Esse anjo, essa fala peregrina, essa luz brilhante era a inteligência, esclarecida, a educação, a instrução.

Que mulher, com o espírito acanhado, ignorante, não se deixaria arrastar por aquelas palavras cintilantes como pérolas,suaves como um perfume e que suspiravam tão doces como as notas lânguidas e harmoniosas de uma canção de melancólicas saudades?...

O livro, essa barreira de ouro que se antepõe a todas as ambições ilícitas, a todos os desejos criminosos, a todas as infâncias, é um sorriso de Deus, derramando em torrentes de luz, sobre a superfície da terra, o sentimento de brio, o amor casto, a dignidade santa, a virtude, finalmente.

Rasguem o livro, e o que será da sociedade?...

D. João de jaqueta, Cap. XL.
  
O escritor Horácio Nunes Pires
  
Horácio Nunes Pires, filho do professor Anfilóquio Nunes Pires e Henriqueta Nunes Pires, nasceu no Rio de Janeiro, na antiga rua. Matacavalos, a 3 de março de 1855. Quatro anos após, 1859, foi com a família para Lages, Santa Catarina. Ali fez o curso primário, dirigido por seu pai. Aprendeu, como as demais crianças da época, a "ler, escrever gramática e aritmética."

Quando completava 11 anos, em 1866, sua família se transferiu para Florianópolis. Seu pai abriu um colégio onde, de acordo com o costume da época, se ensinava português, inglês, francês, latim, aritmética, álgebra, geometria, história e desenho. Horácio Nunes Pires, evidentemente, cursou as aulas no colégio do pai.

Conta ele em suas Memórias (70 páginas manuscritas e inéditas) que, dos 12 aos 13 anos — ele não sabe precisar — escreveu seu primeiro poema "Sinfonia". Seu irmão, Eduardo, ao ler o poema, tentou dissuadi-lo de suas pretensões literárias.

──────

AS TAREFAS:
**a)** Segundo o texto de origem, para que cidade a família de Horácio Nunes Pires se mudou em 1866?
**b)** Traduza para o inglês esta frase do texto de origem: "Quatro anos após, 1859, foi com a família para Lages, Santa Catarina."
**c)** Prossiga o texto de origem sobre a vida de Horácio Nunes Pires, começando logo após a última frase apresentada.
Os registros que vêm a seguir constituem um material à parte, independente do texto de origem.

Registros extraídos de uma coleção:
──────

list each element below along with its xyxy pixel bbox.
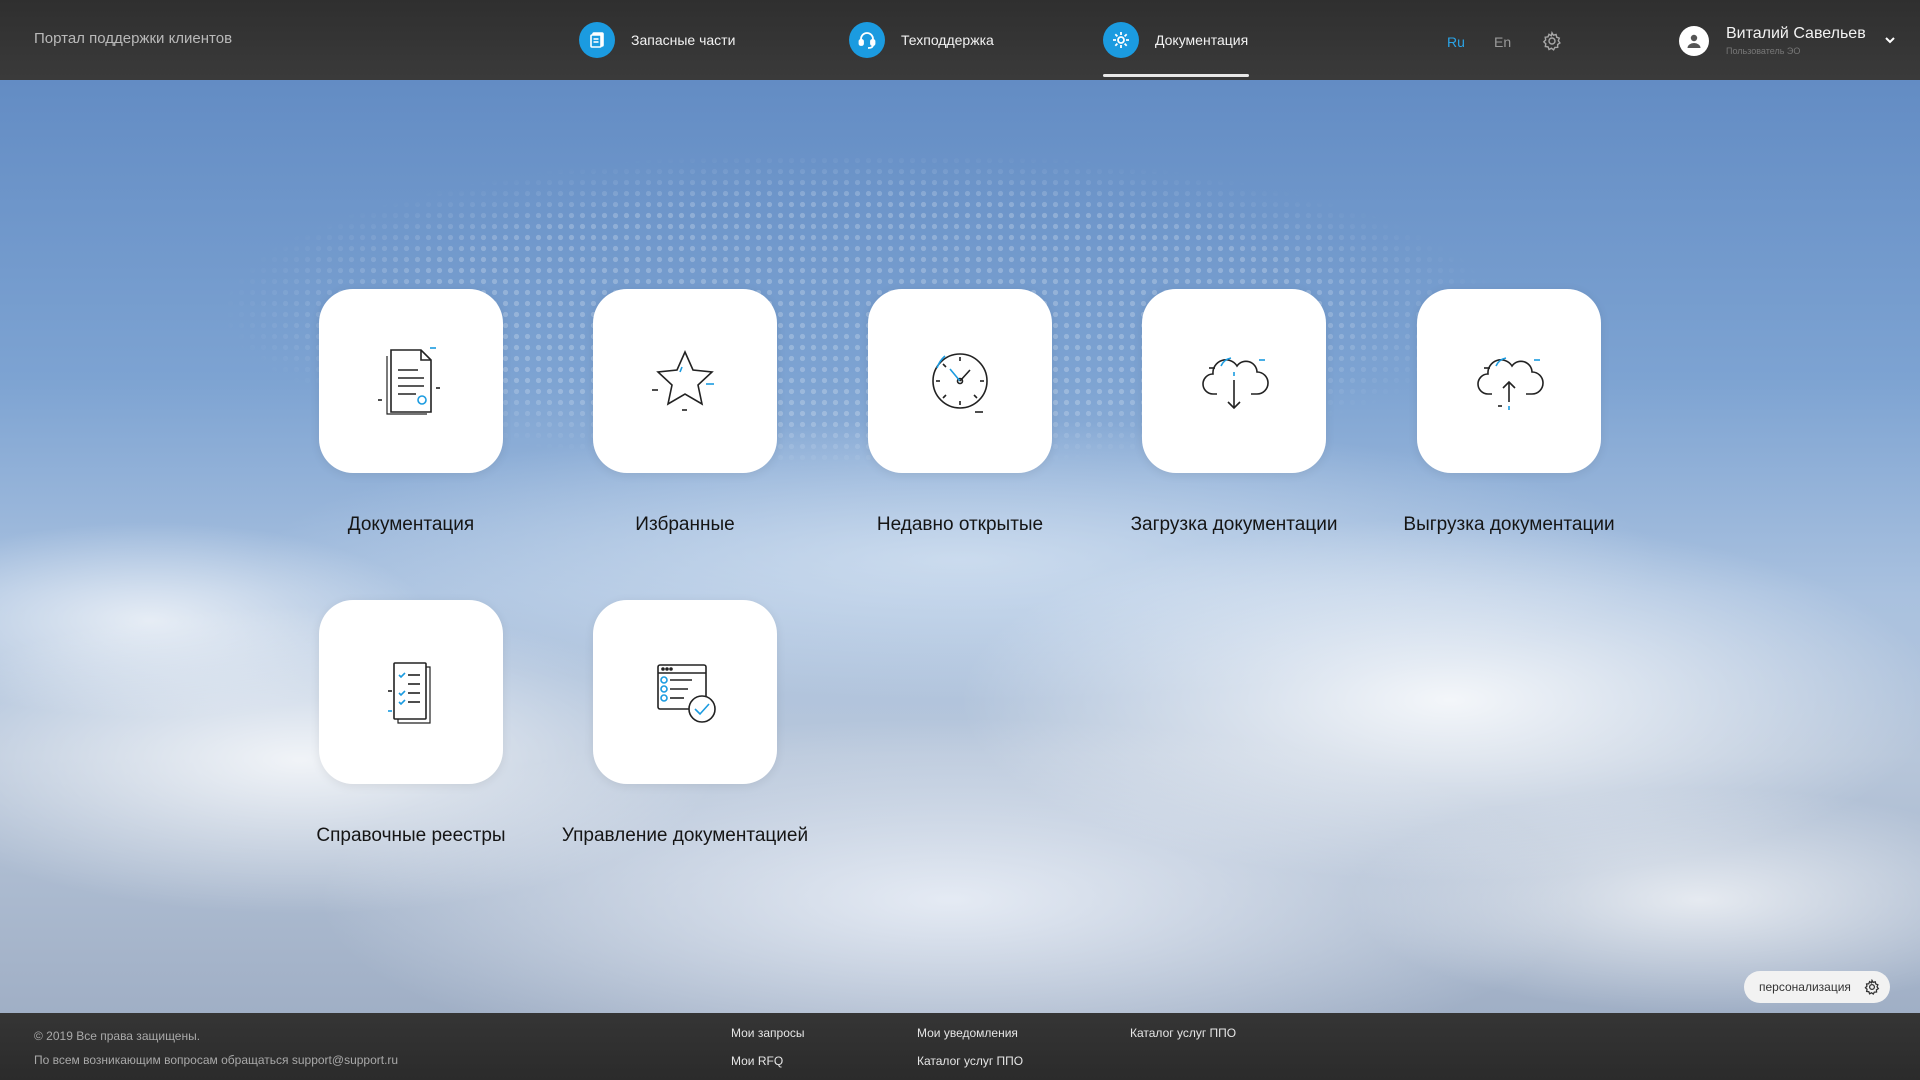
cloud-upload-icon (1477, 357, 1544, 410)
header: Портал поддержки клиентов Запасные части… (0, 0, 1920, 80)
checklist-icon (388, 662, 431, 724)
nav-label: Документация (1155, 32, 1249, 48)
user-role: Пользователь ЭО (1726, 46, 1801, 56)
active-tab-indicator (1103, 74, 1249, 77)
user-name: Виталий Савельев (1726, 25, 1866, 42)
settings-gear-icon[interactable] (1542, 31, 1562, 51)
tile-favorites[interactable]: Избранные (593, 289, 777, 535)
footer: © 2019 Все права защищены. По всем возни… (0, 1013, 1920, 1080)
tile-label: Недавно открытые (876, 514, 1044, 535)
document-management-icon (657, 664, 716, 723)
tile-export-docs[interactable]: Выгрузка документации (1403, 289, 1615, 535)
document-icon (579, 22, 615, 58)
tile-label: Избранные (635, 514, 735, 535)
tile-doc-management[interactable]: Управление документацией (562, 600, 808, 846)
footer-link-notifications[interactable]: Мои уведомления (917, 1026, 1018, 1040)
tile-box (1142, 289, 1326, 473)
nav-item-support[interactable]: Техподдержка (849, 22, 994, 58)
gear-icon (1864, 979, 1880, 995)
tile-box (319, 600, 503, 784)
cloud-download-icon (1202, 357, 1269, 410)
copyright: © 2019 Все права защищены. (34, 1029, 201, 1043)
tile-label: Справочные реестры (316, 825, 506, 846)
footer-link-catalog-2[interactable]: Каталог услуг ППО (1130, 1026, 1236, 1040)
chevron-down-icon[interactable] (1883, 33, 1897, 47)
tile-upload-docs[interactable]: Загрузка документации (1131, 289, 1337, 535)
personalization-button[interactable]: персонализация (1744, 971, 1890, 1003)
tile-box (319, 289, 503, 473)
contact-info: По всем возникающим вопросам обращаться … (34, 1053, 399, 1067)
headset-icon (849, 22, 885, 58)
footer-link-catalog[interactable]: Каталог услуг ППО (917, 1054, 1023, 1068)
clock-icon (932, 353, 988, 413)
nav-item-documentation[interactable]: Документация (1103, 22, 1248, 58)
tile-label: Документация (347, 514, 475, 535)
lang-en-button[interactable]: En (1494, 34, 1511, 50)
tile-label: Управление документацией (561, 825, 809, 846)
star-icon (652, 350, 714, 411)
tile-box (593, 289, 777, 473)
tile-reference-registers[interactable]: Справочные реестры (316, 600, 506, 846)
footer-link-my-rfq[interactable]: Мои RFQ (731, 1054, 783, 1068)
tile-label: Загрузка документации (1130, 514, 1338, 535)
tile-recently-opened[interactable]: Недавно открытые (868, 289, 1052, 535)
nav-label: Техподдержка (901, 32, 994, 48)
tile-box (1417, 289, 1601, 473)
gear-icon (1103, 22, 1139, 58)
portal-title: Портал поддержки клиентов (34, 30, 233, 47)
tile-documentation[interactable]: Документация (319, 289, 503, 535)
footer-link-my-requests[interactable]: Мои запросы (731, 1026, 805, 1040)
nav-item-spare-parts[interactable]: Запасные части (579, 22, 735, 58)
document-icon (378, 347, 440, 415)
tile-box (868, 289, 1052, 473)
nav-label: Запасные части (631, 32, 736, 48)
user-icon (1687, 34, 1701, 48)
avatar[interactable] (1679, 26, 1709, 56)
personalization-label: персонализация (1759, 980, 1851, 994)
tile-label: Выгрузка документации (1403, 514, 1615, 535)
tile-box (593, 600, 777, 784)
lang-ru-button[interactable]: Ru (1447, 34, 1465, 50)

──────

RESPOSTAS POR TAREFA:
**a)** Para Florianópolis.

**b)** Four years later, in 1859, he went with his family to Lages, Santa Catarina.

**c)**
Em 1876, com 21 anos, casa com Flora da Silva. Exerceu, sempre na capital do Estado, vários cargos públicos, alguns sem remuneração, fato não incomum na época, já que era uma das maneiras de ascender socialmente. Em suas Memórias, não declina os cargos que ocupou gratuitamente. Foi colaborador da Fazenda Provincial, Engenheiro da Província, da Secretaria do Governo, delegado literário das escolas da capital; fiscal do Teatro Santa Isabel; secretário dos exames gerais de preparatórios; delegado de Polícia, professor de Artes e Ofícios; amanuense e 2° oficial da Secretaria do Governo; diretor da Contabilidade do Tesouro Estadual; diretor Geral da Instrução Pública (nomeado a 3 de agosto de 1896) e confirmado no cargo de diretor da Instrução (a 29 de dezembro de 1898); inspetor geral de Instrução (a 1° de janeiro de 1900). Foi nomeado diretor da Escola Normal a 17 de abril de 1910, quando completava 55 anos de idade. Talvez seus inúmeros cargos públicos lhe tenham dado o tempo necessário para escrever 42 peças de teatro (dramas e comédias), além de traduzir comédias, dramas e operetas do francês, num total de 20; escreveu também 9 livros de poesia, além de traduzir, também do francês, outros tantos. Escreveu seis romances e traduziu, do espanhol, também, dois romances e, do francês, mais seis.

Realizou, em Florianópolis, várias conferências, duas delas sobre instrução pública.

Fundou o Jornal do Comércio com José da Silva Cascais. Na época em que iniciava a publicação, em forma de folhetim, de D. João de jaqueta, o jornal já era de propriedade de Maninho José Callado da Silva. Além disto, colaborou intensamente em todos os jornais e revistas de Florianópolis, que proliferaram sobretudo na época conturbada das lutas abolicionistas e republicanas. Além de teatrólogo, exerceu ativamente a crítica teatral, depois reunida e publicada sob o título de Literatura: crônica teatral, com o pseudônimo de Helvetius. Outras publicações suas aparecem com o pseudônimo de Fúlvio Coriolano.

Sua luta contra a escravidão mereceu inúmeros artigos e seu espírito republicano transparece com nitidez em D. João de jaqueta, onde fustiga e ironiza os monarquistas de modo impiedoso.

Sua curiosa obra ainda carece de uma pesquisa mais paciente. Os capítulos publicados em jornal apresentam deficiências e inúmeros erros, deixando algumas dúvidas, porque apenas algumas partes foram corrigidas pelo Autor. Só quando ocorriam erros crassos o Autor chamava a atenção dos seus leitores no próprio local onde publicava os seus folhetins.

Aos 64 anos de idade, no dia 20 de maio de 1919, em sua residência à rua Bocaiuva, em Florianópolis, morre Horácio Nunes Pires.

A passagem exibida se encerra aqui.